◆ **EXERCISE PROMPT**:
The records that follow should be retyped word for word.
--- Begin DATA LINES ---
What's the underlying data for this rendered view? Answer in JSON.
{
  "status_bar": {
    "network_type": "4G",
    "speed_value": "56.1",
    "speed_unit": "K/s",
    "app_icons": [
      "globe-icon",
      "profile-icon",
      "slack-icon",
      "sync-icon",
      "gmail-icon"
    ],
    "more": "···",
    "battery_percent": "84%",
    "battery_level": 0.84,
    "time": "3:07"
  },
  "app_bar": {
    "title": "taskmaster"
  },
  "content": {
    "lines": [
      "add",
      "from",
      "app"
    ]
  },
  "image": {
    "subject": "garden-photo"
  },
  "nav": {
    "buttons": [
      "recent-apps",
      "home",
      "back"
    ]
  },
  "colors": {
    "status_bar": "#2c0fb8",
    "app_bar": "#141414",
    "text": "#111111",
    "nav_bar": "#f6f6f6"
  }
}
--- End DATA LINES ---
◆ **SOLUTION**:
What's the underlying data for this rendered view? Answer in JSON.
{
  "status_bar": {
    "network_type": "4G",
    "speed_value": "56.1",
    "speed_unit": "K/s",
    "app_icons": [
      "globe-icon",
      "profile-icon",
      "slack-icon",
      "sync-icon",
      "gmail-icon"
    ],
    "more": "···",
    "battery_percent": "84%",
    "battery_level": 0.84,
    "time": "3:07"
  },
  "app_bar": {
    "title": "taskmaster"
  },
  "content": {
    "lines": [
      "add",
      "from",
      "app"
    ]
  },
  "image": {
    "subject": "garden-photo"
  },
  "nav": {
    "buttons": [
      "recent-apps",
      "home",
      "back"
    ]
  },
  "colors": {
    "status_bar": "#2c0fb8",
    "app_bar": "#141414",
    "text": "#111111",
    "nav_bar": "#f6f6f6"
  }
}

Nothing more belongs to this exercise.